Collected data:
▶
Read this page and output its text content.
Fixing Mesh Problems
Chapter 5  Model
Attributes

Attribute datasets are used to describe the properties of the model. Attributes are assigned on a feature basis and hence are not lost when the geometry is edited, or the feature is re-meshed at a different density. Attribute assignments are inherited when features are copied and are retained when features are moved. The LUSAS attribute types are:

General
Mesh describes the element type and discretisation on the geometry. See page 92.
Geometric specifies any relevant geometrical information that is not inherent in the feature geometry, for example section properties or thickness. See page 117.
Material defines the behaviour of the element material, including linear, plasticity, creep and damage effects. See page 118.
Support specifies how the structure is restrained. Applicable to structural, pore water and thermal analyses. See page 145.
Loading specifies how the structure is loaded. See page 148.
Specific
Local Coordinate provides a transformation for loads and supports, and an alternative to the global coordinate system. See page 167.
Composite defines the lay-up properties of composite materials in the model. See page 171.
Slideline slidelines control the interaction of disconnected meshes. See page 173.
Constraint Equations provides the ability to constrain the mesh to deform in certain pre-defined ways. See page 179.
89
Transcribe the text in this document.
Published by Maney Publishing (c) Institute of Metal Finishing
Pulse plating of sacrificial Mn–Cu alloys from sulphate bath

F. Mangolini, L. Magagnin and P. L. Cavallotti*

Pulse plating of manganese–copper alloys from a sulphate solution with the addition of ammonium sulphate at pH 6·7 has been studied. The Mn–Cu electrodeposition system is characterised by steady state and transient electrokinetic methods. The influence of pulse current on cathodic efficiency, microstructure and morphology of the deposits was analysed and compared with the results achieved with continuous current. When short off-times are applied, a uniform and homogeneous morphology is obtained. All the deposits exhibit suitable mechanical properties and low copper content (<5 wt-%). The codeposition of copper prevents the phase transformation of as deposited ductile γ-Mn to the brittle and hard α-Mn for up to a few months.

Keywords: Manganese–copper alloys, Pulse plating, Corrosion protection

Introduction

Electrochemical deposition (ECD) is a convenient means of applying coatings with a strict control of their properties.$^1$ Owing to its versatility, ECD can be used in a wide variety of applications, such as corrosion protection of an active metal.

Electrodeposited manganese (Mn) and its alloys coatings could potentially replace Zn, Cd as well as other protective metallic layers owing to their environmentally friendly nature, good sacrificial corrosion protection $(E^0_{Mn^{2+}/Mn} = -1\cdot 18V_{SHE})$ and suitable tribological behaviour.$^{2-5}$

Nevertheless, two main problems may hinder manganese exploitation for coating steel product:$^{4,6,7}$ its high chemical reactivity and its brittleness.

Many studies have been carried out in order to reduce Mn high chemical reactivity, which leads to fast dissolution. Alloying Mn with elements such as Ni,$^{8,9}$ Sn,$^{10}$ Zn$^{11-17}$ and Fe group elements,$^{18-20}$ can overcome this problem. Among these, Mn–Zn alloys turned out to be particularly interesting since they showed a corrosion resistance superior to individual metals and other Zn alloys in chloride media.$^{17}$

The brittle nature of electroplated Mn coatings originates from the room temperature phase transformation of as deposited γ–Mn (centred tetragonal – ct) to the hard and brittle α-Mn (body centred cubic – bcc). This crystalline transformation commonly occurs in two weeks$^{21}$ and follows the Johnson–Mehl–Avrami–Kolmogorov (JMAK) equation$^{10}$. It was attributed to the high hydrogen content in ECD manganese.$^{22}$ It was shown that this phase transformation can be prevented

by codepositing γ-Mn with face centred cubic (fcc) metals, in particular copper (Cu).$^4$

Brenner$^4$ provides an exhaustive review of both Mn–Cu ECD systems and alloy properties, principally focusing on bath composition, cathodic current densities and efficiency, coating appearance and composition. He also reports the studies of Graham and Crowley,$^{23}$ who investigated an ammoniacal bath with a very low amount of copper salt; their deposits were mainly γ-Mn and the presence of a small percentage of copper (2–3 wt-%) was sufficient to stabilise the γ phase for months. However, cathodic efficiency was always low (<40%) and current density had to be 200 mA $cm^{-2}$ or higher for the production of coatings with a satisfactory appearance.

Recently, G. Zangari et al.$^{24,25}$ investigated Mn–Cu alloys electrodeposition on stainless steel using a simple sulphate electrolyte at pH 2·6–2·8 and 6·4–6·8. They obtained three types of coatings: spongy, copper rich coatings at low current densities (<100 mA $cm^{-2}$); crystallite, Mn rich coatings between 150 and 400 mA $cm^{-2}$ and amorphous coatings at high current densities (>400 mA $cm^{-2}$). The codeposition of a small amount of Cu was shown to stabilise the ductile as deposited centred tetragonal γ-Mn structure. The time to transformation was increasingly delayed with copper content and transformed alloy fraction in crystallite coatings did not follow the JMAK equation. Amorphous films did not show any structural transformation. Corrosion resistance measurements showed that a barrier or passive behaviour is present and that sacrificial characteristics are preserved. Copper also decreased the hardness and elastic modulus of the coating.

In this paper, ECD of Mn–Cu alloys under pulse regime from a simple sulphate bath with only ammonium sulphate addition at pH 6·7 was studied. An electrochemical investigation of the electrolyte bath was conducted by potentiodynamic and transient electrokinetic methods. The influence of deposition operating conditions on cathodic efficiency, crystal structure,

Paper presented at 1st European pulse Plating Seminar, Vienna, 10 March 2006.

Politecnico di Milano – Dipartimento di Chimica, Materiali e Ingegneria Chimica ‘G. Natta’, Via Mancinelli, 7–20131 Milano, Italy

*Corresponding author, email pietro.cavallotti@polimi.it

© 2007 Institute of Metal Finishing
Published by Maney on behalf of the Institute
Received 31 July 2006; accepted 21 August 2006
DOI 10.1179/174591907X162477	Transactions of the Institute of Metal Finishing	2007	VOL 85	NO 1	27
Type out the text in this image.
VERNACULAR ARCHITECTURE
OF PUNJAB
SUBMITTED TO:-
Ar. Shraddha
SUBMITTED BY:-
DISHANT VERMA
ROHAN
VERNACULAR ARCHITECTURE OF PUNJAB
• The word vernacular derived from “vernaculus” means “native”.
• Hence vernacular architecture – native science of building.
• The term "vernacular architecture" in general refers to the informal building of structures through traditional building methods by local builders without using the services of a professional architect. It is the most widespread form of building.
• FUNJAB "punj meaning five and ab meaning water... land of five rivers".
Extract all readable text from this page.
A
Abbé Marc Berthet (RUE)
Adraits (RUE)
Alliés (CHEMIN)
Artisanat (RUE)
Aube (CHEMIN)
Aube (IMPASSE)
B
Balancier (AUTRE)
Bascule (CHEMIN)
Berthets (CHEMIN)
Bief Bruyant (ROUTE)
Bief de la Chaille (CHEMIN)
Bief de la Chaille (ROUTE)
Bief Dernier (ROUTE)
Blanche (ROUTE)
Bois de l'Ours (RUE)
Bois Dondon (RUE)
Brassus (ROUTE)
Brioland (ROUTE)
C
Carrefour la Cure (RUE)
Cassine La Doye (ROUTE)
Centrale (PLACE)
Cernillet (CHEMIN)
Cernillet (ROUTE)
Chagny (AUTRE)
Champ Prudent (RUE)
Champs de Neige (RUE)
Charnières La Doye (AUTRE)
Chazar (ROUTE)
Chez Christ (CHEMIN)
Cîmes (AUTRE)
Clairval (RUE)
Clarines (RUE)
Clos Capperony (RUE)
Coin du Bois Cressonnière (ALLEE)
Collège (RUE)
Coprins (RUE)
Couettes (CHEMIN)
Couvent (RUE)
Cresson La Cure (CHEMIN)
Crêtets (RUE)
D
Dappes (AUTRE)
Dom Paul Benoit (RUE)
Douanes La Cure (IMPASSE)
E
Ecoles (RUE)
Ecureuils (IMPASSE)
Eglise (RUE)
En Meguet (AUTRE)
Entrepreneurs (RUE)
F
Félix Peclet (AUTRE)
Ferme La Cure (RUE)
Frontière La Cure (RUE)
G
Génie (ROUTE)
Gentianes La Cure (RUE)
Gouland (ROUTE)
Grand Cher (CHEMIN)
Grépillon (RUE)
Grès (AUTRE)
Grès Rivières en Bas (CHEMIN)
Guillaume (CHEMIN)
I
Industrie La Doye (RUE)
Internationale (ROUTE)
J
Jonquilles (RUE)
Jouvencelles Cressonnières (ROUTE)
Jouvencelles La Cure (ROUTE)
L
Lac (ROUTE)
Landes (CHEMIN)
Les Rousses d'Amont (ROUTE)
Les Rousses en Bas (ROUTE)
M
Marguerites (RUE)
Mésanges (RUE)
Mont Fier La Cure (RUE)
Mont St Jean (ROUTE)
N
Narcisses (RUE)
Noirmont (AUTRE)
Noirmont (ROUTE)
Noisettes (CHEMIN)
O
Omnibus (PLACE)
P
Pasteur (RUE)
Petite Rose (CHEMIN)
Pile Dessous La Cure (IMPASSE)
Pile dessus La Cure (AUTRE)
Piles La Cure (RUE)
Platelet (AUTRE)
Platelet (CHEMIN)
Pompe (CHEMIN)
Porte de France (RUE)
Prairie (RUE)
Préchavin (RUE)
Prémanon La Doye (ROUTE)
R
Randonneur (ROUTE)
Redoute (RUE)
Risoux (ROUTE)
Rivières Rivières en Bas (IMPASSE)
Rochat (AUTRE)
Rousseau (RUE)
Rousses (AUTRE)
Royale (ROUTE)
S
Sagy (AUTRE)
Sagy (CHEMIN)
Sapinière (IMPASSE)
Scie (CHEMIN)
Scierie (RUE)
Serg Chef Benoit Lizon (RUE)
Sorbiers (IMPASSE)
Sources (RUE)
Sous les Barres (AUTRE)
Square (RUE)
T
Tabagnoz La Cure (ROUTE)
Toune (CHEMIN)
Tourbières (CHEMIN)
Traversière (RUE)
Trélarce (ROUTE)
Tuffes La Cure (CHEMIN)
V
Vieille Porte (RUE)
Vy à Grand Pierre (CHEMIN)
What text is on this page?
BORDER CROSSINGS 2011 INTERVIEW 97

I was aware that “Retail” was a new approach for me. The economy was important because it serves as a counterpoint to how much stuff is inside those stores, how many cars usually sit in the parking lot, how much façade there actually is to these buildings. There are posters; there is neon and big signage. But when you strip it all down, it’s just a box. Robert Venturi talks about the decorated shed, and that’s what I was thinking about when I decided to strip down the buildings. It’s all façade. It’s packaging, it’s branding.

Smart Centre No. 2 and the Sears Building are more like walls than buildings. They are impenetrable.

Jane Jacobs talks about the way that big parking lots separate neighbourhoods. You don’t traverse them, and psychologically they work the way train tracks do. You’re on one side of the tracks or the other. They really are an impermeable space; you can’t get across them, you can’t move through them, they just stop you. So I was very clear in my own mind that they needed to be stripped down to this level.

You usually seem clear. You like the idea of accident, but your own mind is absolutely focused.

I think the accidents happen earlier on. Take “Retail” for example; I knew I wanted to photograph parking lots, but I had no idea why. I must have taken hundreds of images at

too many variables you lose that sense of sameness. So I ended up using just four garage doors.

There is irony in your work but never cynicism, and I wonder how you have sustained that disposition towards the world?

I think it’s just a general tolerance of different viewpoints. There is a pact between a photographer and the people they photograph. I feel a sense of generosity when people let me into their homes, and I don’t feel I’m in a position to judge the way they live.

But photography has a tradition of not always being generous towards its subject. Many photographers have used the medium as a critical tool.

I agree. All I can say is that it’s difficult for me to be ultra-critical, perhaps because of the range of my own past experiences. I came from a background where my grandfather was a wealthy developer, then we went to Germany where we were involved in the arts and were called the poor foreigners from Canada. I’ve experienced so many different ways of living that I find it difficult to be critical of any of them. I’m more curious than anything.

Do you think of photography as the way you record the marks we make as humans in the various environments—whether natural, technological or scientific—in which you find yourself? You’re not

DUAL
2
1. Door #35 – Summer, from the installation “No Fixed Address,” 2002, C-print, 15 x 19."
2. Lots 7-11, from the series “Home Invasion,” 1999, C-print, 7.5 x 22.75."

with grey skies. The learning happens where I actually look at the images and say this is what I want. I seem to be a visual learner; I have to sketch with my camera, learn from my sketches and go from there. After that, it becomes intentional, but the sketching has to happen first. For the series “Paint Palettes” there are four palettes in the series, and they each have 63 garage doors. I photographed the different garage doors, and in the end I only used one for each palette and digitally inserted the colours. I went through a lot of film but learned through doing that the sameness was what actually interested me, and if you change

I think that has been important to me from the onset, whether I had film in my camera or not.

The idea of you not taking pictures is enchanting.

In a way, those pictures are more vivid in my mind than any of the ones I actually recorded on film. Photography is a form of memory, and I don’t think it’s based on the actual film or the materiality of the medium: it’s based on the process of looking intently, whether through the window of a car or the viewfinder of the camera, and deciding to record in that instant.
◀
■ AIM
Locate all lines in the listing above with the word "densities" and copy them.

■ FINISHED ANSWER
Brenner$^4$ provides an exhaustive review of both Mn–Cu ECD systems and alloy properties, principally focusing on bath composition, cathodic current densities and efficiency, coating appearance and composition. He also reports the studies of Graham and Crowley,$^{23}$ who investigated an ammoniacal bath with a very low amount of copper salt; their deposits were mainly γ-Mn and the presence of a small percentage of copper (2–3 wt-%) was sufficient to stabilise the γ phase for months. However, cathodic efficiency was always low (<40%) and current density had to be 200 mA $cm^{-2}$ or higher for the production of coatings with a satisfactory appearance.
Recently, G. Zangari et al.$^{24,25}$ investigated Mn–Cu alloys electrodeposition on stainless steel using a simple sulphate electrolyte at pH 2·6–2·8 and 6·4–6·8. They obtained three types of coatings: spongy, copper rich coatings at low current densities (<100 mA $cm^{-2}$); crystallite, Mn rich coatings between 150 and 400 mA $cm^{-2}$ and amorphous coatings at high current densities (>400 mA $cm^{-2}$). The codeposition of a small amount of Cu was shown to stabilise the ductile as deposited centred tetragonal γ-Mn structure. The time to transformation was increasingly delayed with copper content and transformed alloy fraction in crystallite coatings did not follow the JMAK equation. Amorphous films did not show any structural transformation. Corrosion resistance measurements showed that a barrier or passive behaviour is present and that sacrificial characteristics are preserved. Copper also decreased the hardness and elastic modulus of the coating.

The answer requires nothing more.